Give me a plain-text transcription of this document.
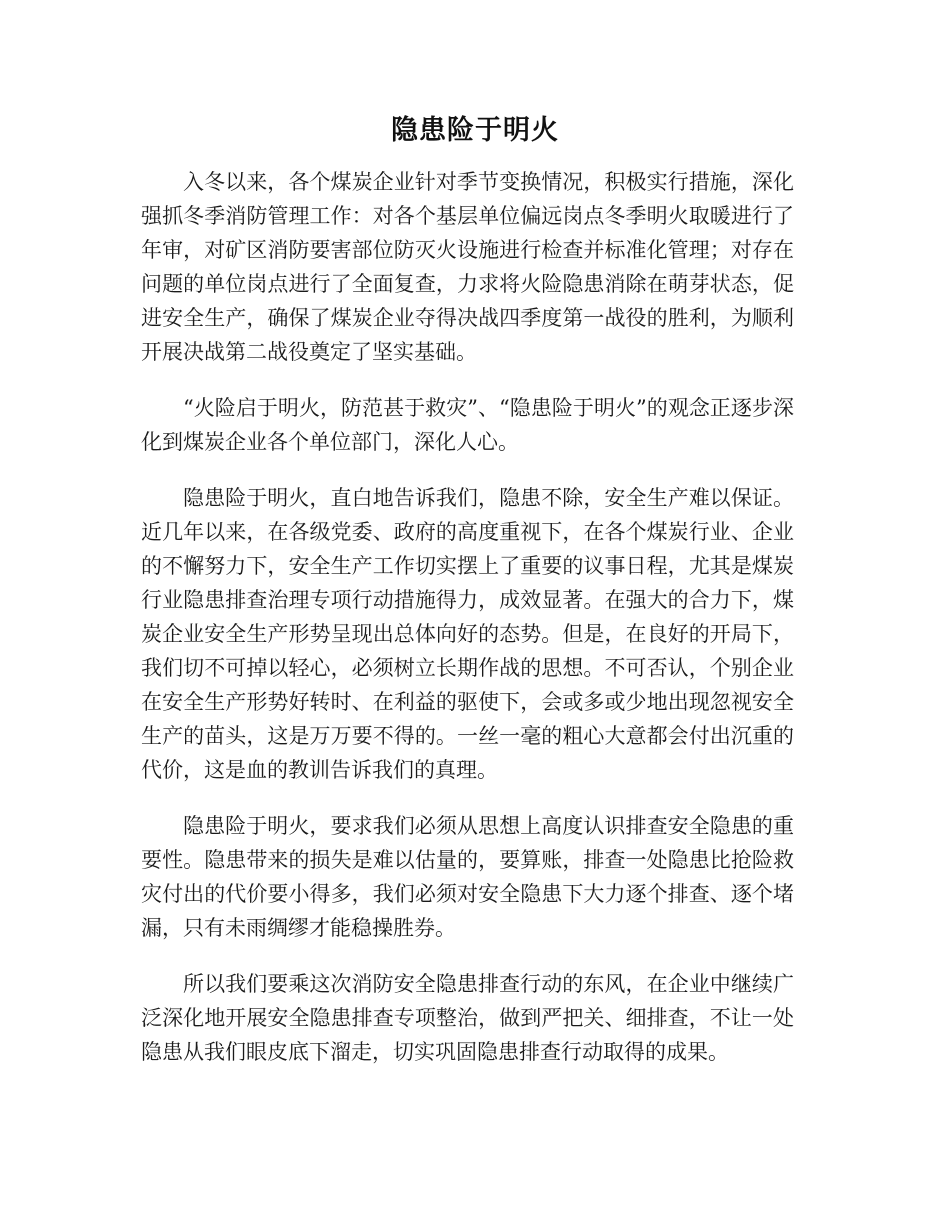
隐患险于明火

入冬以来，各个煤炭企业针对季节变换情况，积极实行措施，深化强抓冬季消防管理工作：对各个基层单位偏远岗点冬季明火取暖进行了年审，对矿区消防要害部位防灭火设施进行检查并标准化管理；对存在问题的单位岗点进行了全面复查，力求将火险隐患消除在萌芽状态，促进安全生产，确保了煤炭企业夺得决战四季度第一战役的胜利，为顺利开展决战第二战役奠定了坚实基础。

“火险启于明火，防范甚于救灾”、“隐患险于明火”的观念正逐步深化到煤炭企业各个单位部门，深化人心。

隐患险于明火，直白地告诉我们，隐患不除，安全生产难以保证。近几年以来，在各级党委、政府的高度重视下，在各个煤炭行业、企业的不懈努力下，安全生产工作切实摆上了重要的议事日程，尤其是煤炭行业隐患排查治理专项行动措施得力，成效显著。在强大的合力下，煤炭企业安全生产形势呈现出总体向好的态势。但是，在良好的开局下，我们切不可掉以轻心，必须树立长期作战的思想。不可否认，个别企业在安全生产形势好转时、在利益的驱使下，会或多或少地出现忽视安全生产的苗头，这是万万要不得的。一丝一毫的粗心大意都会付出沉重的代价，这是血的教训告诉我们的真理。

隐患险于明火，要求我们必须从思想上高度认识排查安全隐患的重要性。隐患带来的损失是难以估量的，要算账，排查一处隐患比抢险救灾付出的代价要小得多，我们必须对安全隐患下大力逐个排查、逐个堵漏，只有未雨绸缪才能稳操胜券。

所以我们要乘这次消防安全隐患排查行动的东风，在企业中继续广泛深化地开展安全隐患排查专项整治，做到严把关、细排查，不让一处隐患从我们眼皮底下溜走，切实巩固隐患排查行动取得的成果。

• • • •

What you need to do: Of the lines above, how many include the word "隐患险于明火"? Reply with the number alone.

Written reply: 4